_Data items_
+ + + + +

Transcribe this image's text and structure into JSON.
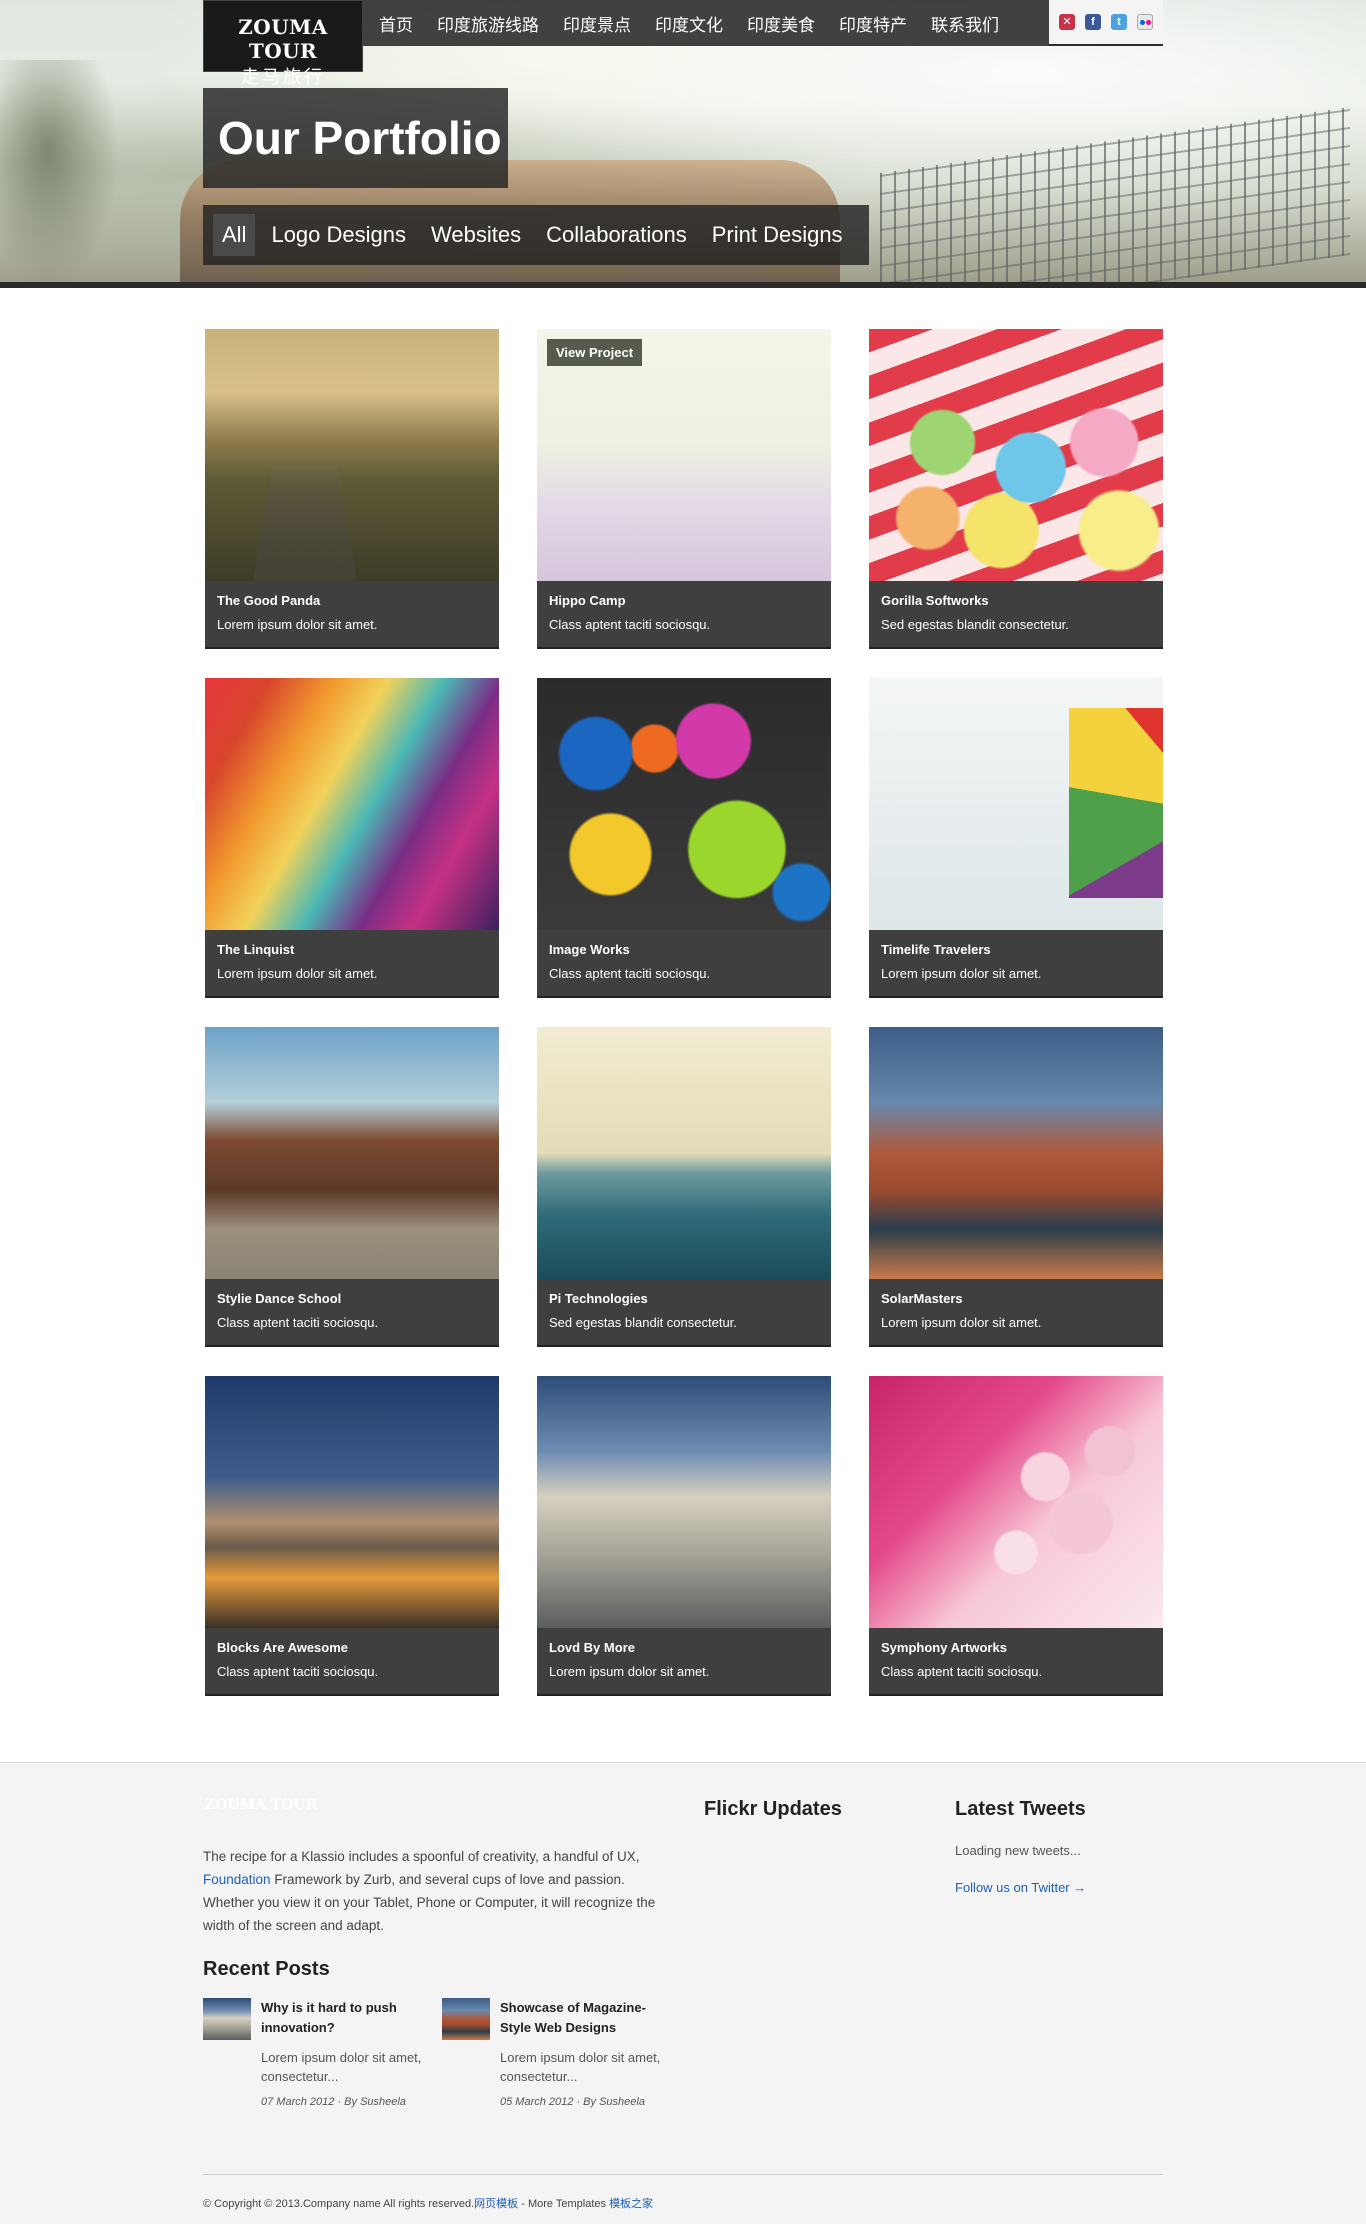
{
  "logo": {
    "en": "ZOUMA TOUR",
    "cn": "走马旅行"
  },
  "nav": [
    "首页",
    "印度旅游线路",
    "印度景点",
    "印度文化",
    "印度美食",
    "印度特产",
    "联系我们"
  ],
  "social_icons": [
    "flag-uk-icon",
    "facebook-icon",
    "twitter-icon",
    "flickr-icon"
  ],
  "page_title": "Our Portfolio",
  "filters": [
    "All",
    "Logo Designs",
    "Websites",
    "Collaborations",
    "Print Designs"
  ],
  "active_filter": "All",
  "view_project_label": "View Project",
  "portfolio": [
    {
      "title": "The Good Panda",
      "desc": "Lorem ipsum dolor sit amet."
    },
    {
      "title": "Hippo Camp",
      "desc": "Class aptent taciti sociosqu."
    },
    {
      "title": "Gorilla Softworks",
      "desc": "Sed egestas blandit consectetur."
    },
    {
      "title": "The Linquist",
      "desc": "Lorem ipsum dolor sit amet."
    },
    {
      "title": "Image Works",
      "desc": "Class aptent taciti sociosqu."
    },
    {
      "title": "Timelife Travelers",
      "desc": "Lorem ipsum dolor sit amet."
    },
    {
      "title": "Stylie Dance School",
      "desc": "Class aptent taciti sociosqu."
    },
    {
      "title": "Pi Technologies",
      "desc": "Sed egestas blandit consectetur."
    },
    {
      "title": "SolarMasters",
      "desc": "Lorem ipsum dolor sit amet."
    },
    {
      "title": "Blocks Are Awesome",
      "desc": "Class aptent taciti sociosqu."
    },
    {
      "title": "Lovd By More",
      "desc": "Lorem ipsum dolor sit amet."
    },
    {
      "title": "Symphony Artworks",
      "desc": "Class aptent taciti sociosqu."
    }
  ],
  "footer": {
    "brand": "ZOUMA TOUR",
    "about_pre": "The recipe for a Klassio includes a spoonful of creativity, a handful of UX, ",
    "about_link": "Foundation",
    "about_post": " Framework by Zurb, and several cups of love and passion. Whether you view it on your Tablet, Phone or Computer, it will recognize the width of the screen and adapt.",
    "recent_posts_heading": "Recent Posts",
    "posts": [
      {
        "title": "Why is it hard to push innovation?",
        "excerpt": "Lorem ipsum dolor sit amet, consectetur...",
        "date": "07 March 2012",
        "by": "By Susheela"
      },
      {
        "title": "Showcase of Magazine-Style Web Designs",
        "excerpt": "Lorem ipsum dolor sit amet, consectetur...",
        "date": "05 March 2012",
        "by": "By Susheela"
      }
    ],
    "flickr_heading": "Flickr Updates",
    "tweets_heading": "Latest Tweets",
    "tweets_loading": "Loading new tweets...",
    "follow_twitter": "Follow us on Twitter →",
    "copyright_text": "© Copyright © 2013.Company name All rights reserved.",
    "copyright_link1": "网页模板",
    "copyright_mid": " - More Templates ",
    "copyright_link2": "模板之家"
  }
}
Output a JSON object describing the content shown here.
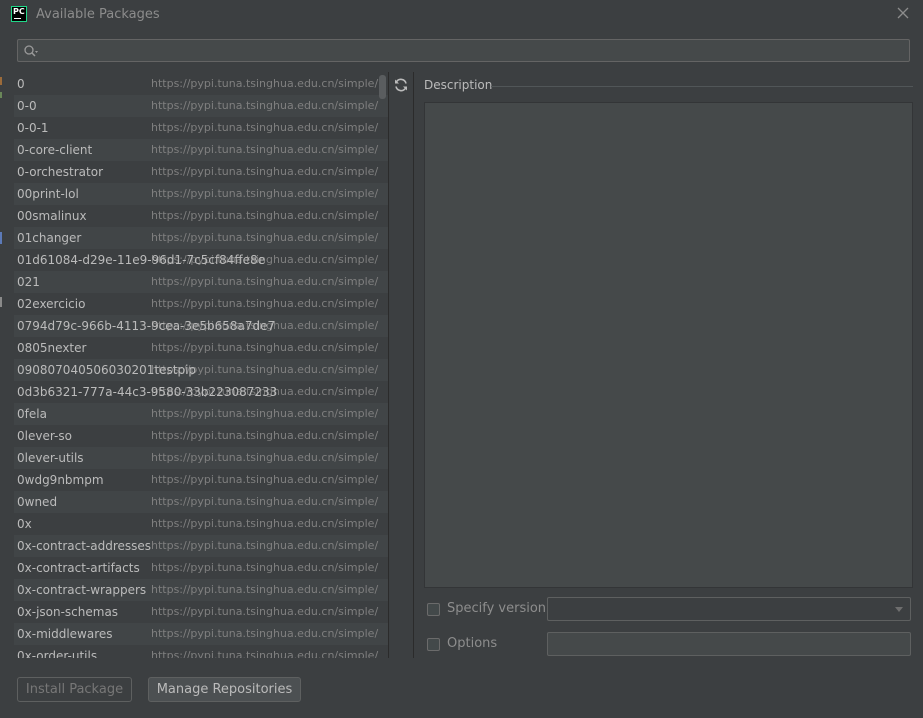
{
  "window": {
    "title": "Available Packages",
    "app_logo_text": "PC"
  },
  "search": {
    "value": "",
    "placeholder": ""
  },
  "packages": [
    {
      "name": "0",
      "repo": "https://pypi.tuna.tsinghua.edu.cn/simple/"
    },
    {
      "name": "0-0",
      "repo": "https://pypi.tuna.tsinghua.edu.cn/simple/"
    },
    {
      "name": "0-0-1",
      "repo": "https://pypi.tuna.tsinghua.edu.cn/simple/"
    },
    {
      "name": "0-core-client",
      "repo": "https://pypi.tuna.tsinghua.edu.cn/simple/"
    },
    {
      "name": "0-orchestrator",
      "repo": "https://pypi.tuna.tsinghua.edu.cn/simple/"
    },
    {
      "name": "00print-lol",
      "repo": "https://pypi.tuna.tsinghua.edu.cn/simple/"
    },
    {
      "name": "00smalinux",
      "repo": "https://pypi.tuna.tsinghua.edu.cn/simple/"
    },
    {
      "name": "01changer",
      "repo": "https://pypi.tuna.tsinghua.edu.cn/simple/"
    },
    {
      "name": "01d61084-d29e-11e9-96d1-7c5cf84ffe8e",
      "repo": "https://pypi.tuna.tsinghua.edu.cn/simple/"
    },
    {
      "name": "021",
      "repo": "https://pypi.tuna.tsinghua.edu.cn/simple/"
    },
    {
      "name": "02exercicio",
      "repo": "https://pypi.tuna.tsinghua.edu.cn/simple/"
    },
    {
      "name": "0794d79c-966b-4113-9cea-3e5b658a7de7",
      "repo": "https://pypi.tuna.tsinghua.edu.cn/simple/"
    },
    {
      "name": "0805nexter",
      "repo": "https://pypi.tuna.tsinghua.edu.cn/simple/"
    },
    {
      "name": "090807040506030201testpip",
      "repo": "https://pypi.tuna.tsinghua.edu.cn/simple/"
    },
    {
      "name": "0d3b6321-777a-44c3-9580-33b223087233",
      "repo": "https://pypi.tuna.tsinghua.edu.cn/simple/"
    },
    {
      "name": "0fela",
      "repo": "https://pypi.tuna.tsinghua.edu.cn/simple/"
    },
    {
      "name": "0lever-so",
      "repo": "https://pypi.tuna.tsinghua.edu.cn/simple/"
    },
    {
      "name": "0lever-utils",
      "repo": "https://pypi.tuna.tsinghua.edu.cn/simple/"
    },
    {
      "name": "0wdg9nbmpm",
      "repo": "https://pypi.tuna.tsinghua.edu.cn/simple/"
    },
    {
      "name": "0wned",
      "repo": "https://pypi.tuna.tsinghua.edu.cn/simple/"
    },
    {
      "name": "0x",
      "repo": "https://pypi.tuna.tsinghua.edu.cn/simple/"
    },
    {
      "name": "0x-contract-addresses",
      "repo": "https://pypi.tuna.tsinghua.edu.cn/simple/"
    },
    {
      "name": "0x-contract-artifacts",
      "repo": "https://pypi.tuna.tsinghua.edu.cn/simple/"
    },
    {
      "name": "0x-contract-wrappers",
      "repo": "https://pypi.tuna.tsinghua.edu.cn/simple/"
    },
    {
      "name": "0x-json-schemas",
      "repo": "https://pypi.tuna.tsinghua.edu.cn/simple/"
    },
    {
      "name": "0x-middlewares",
      "repo": "https://pypi.tuna.tsinghua.edu.cn/simple/"
    },
    {
      "name": "0x-order-utils",
      "repo": "https://pypi.tuna.tsinghua.edu.cn/simple/"
    }
  ],
  "description": {
    "label": "Description",
    "text": ""
  },
  "options": {
    "specify_version_label": "Specify version",
    "specify_version_checked": false,
    "version_value": "",
    "options_label": "Options",
    "options_checked": false,
    "options_value": ""
  },
  "buttons": {
    "install": "Install Package",
    "manage": "Manage Repositories"
  },
  "icons": {
    "logo": "pycharm-logo-icon",
    "close": "close-icon",
    "search": "search-icon",
    "refresh": "refresh-icon",
    "dropdown": "chevron-down-icon"
  },
  "colors": {
    "background": "#3c3f41",
    "text": "#bbbbbb",
    "muted": "#7f7f7f",
    "logo_accent": "#21d789"
  }
}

+ + + + +

_Exercise details_
Transcribe the entries above verbatim, omitting their pictures.

_Expected answer_
Transcribe this image's text and structure into JSON.
{
  "logo": {
    "en": "ZOUMA TOUR",
    "cn": "走马旅行"
  },
  "nav": [
    "首页",
    "印度旅游线路",
    "印度景点",
    "印度文化",
    "印度美食",
    "印度特产",
    "联系我们"
  ],
  "social_icons": [
    "flag-uk-icon",
    "facebook-icon",
    "twitter-icon",
    "flickr-icon"
  ],
  "page_title": "Our Portfolio",
  "filters": [
    "All",
    "Logo Designs",
    "Websites",
    "Collaborations",
    "Print Designs"
  ],
  "active_filter": "All",
  "view_project_label": "View Project",
  "portfolio": [
    {
      "title": "The Good Panda",
      "desc": "Lorem ipsum dolor sit amet."
    },
    {
      "title": "Hippo Camp",
      "desc": "Class aptent taciti sociosqu."
    },
    {
      "title": "Gorilla Softworks",
      "desc": "Sed egestas blandit consectetur."
    },
    {
      "title": "The Linquist",
      "desc": "Lorem ipsum dolor sit amet."
    },
    {
      "title": "Image Works",
      "desc": "Class aptent taciti sociosqu."
    },
    {
      "title": "Timelife Travelers",
      "desc": "Lorem ipsum dolor sit amet."
    },
    {
      "title": "Stylie Dance School",
      "desc": "Class aptent taciti sociosqu."
    },
    {
      "title": "Pi Technologies",
      "desc": "Sed egestas blandit consectetur."
    },
    {
      "title": "SolarMasters",
      "desc": "Lorem ipsum dolor sit amet."
    },
    {
      "title": "Blocks Are Awesome",
      "desc": "Class aptent taciti sociosqu."
    },
    {
      "title": "Lovd By More",
      "desc": "Lorem ipsum dolor sit amet."
    },
    {
      "title": "Symphony Artworks",
      "desc": "Class aptent taciti sociosqu."
    }
  ],
  "footer": {
    "brand": "ZOUMA TOUR",
    "about_pre": "The recipe for a Klassio includes a spoonful of creativity, a handful of UX, ",
    "about_link": "Foundation",
    "about_post": " Framework by Zurb, and several cups of love and passion. Whether you view it on your Tablet, Phone or Computer, it will recognize the width of the screen and adapt.",
    "recent_posts_heading": "Recent Posts",
    "posts": [
      {
        "title": "Why is it hard to push innovation?",
        "excerpt": "Lorem ipsum dolor sit amet, consectetur...",
        "date": "07 March 2012",
        "by": "By Susheela"
      },
      {
        "title": "Showcase of Magazine-Style Web Designs",
        "excerpt": "Lorem ipsum dolor sit amet, consectetur...",
        "date": "05 March 2012",
        "by": "By Susheela"
      }
    ],
    "flickr_heading": "Flickr Updates",
    "tweets_heading": "Latest Tweets",
    "tweets_loading": "Loading new tweets...",
    "follow_twitter": "Follow us on Twitter →",
    "copyright_text": "© Copyright © 2013.Company name All rights reserved.",
    "copyright_link1": "网页模板",
    "copyright_mid": " - More Templates ",
    "copyright_link2": "模板之家"
  }
}
Output a JSON object describing the content shown here.
{
  "window": {
    "title": "Available Packages",
    "app_logo_text": "PC"
  },
  "search": {
    "value": "",
    "placeholder": ""
  },
  "packages": [
    {
      "name": "0",
      "repo": "https://pypi.tuna.tsinghua.edu.cn/simple/"
    },
    {
      "name": "0-0",
      "repo": "https://pypi.tuna.tsinghua.edu.cn/simple/"
    },
    {
      "name": "0-0-1",
      "repo": "https://pypi.tuna.tsinghua.edu.cn/simple/"
    },
    {
      "name": "0-core-client",
      "repo": "https://pypi.tuna.tsinghua.edu.cn/simple/"
    },
    {
      "name": "0-orchestrator",
      "repo": "https://pypi.tuna.tsinghua.edu.cn/simple/"
    },
    {
      "name": "00print-lol",
      "repo": "https://pypi.tuna.tsinghua.edu.cn/simple/"
    },
    {
      "name": "00smalinux",
      "repo": "https://pypi.tuna.tsinghua.edu.cn/simple/"
    },
    {
      "name": "01changer",
      "repo": "https://pypi.tuna.tsinghua.edu.cn/simple/"
    },
    {
      "name": "01d61084-d29e-11e9-96d1-7c5cf84ffe8e",
      "repo": "https://pypi.tuna.tsinghua.edu.cn/simple/"
    },
    {
      "name": "021",
      "repo": "https://pypi.tuna.tsinghua.edu.cn/simple/"
    },
    {
      "name": "02exercicio",
      "repo": "https://pypi.tuna.tsinghua.edu.cn/simple/"
    },
    {
      "name": "0794d79c-966b-4113-9cea-3e5b658a7de7",
      "repo": "https://pypi.tuna.tsinghua.edu.cn/simple/"
    },
    {
      "name": "0805nexter",
      "repo": "https://pypi.tuna.tsinghua.edu.cn/simple/"
    },
    {
      "name": "090807040506030201testpip",
      "repo": "https://pypi.tuna.tsinghua.edu.cn/simple/"
    },
    {
      "name": "0d3b6321-777a-44c3-9580-33b223087233",
      "repo": "https://pypi.tuna.tsinghua.edu.cn/simple/"
    },
    {
      "name": "0fela",
      "repo": "https://pypi.tuna.tsinghua.edu.cn/simple/"
    },
    {
      "name": "0lever-so",
      "repo": "https://pypi.tuna.tsinghua.edu.cn/simple/"
    },
    {
      "name": "0lever-utils",
      "repo": "https://pypi.tuna.tsinghua.edu.cn/simple/"
    },
    {
      "name": "0wdg9nbmpm",
      "repo": "https://pypi.tuna.tsinghua.edu.cn/simple/"
    },
    {
      "name": "0wned",
      "repo": "https://pypi.tuna.tsinghua.edu.cn/simple/"
    },
    {
      "name": "0x",
      "repo": "https://pypi.tuna.tsinghua.edu.cn/simple/"
    },
    {
      "name": "0x-contract-addresses",
      "repo": "https://pypi.tuna.tsinghua.edu.cn/simple/"
    },
    {
      "name": "0x-contract-artifacts",
      "repo": "https://pypi.tuna.tsinghua.edu.cn/simple/"
    },
    {
      "name": "0x-contract-wrappers",
      "repo": "https://pypi.tuna.tsinghua.edu.cn/simple/"
    },
    {
      "name": "0x-json-schemas",
      "repo": "https://pypi.tuna.tsinghua.edu.cn/simple/"
    },
    {
      "name": "0x-middlewares",
      "repo": "https://pypi.tuna.tsinghua.edu.cn/simple/"
    },
    {
      "name": "0x-order-utils",
      "repo": "https://pypi.tuna.tsinghua.edu.cn/simple/"
    }
  ],
  "description": {
    "label": "Description",
    "text": ""
  },
  "options": {
    "specify_version_label": "Specify version",
    "specify_version_checked": false,
    "version_value": "",
    "options_label": "Options",
    "options_checked": false,
    "options_value": ""
  },
  "buttons": {
    "install": "Install Package",
    "manage": "Manage Repositories"
  },
  "icons": {
    "logo": "pycharm-logo-icon",
    "close": "close-icon",
    "search": "search-icon",
    "refresh": "refresh-icon",
    "dropdown": "chevron-down-icon"
  },
  "colors": {
    "background": "#3c3f41",
    "text": "#bbbbbb",
    "muted": "#7f7f7f",
    "logo_accent": "#21d789"
  }
}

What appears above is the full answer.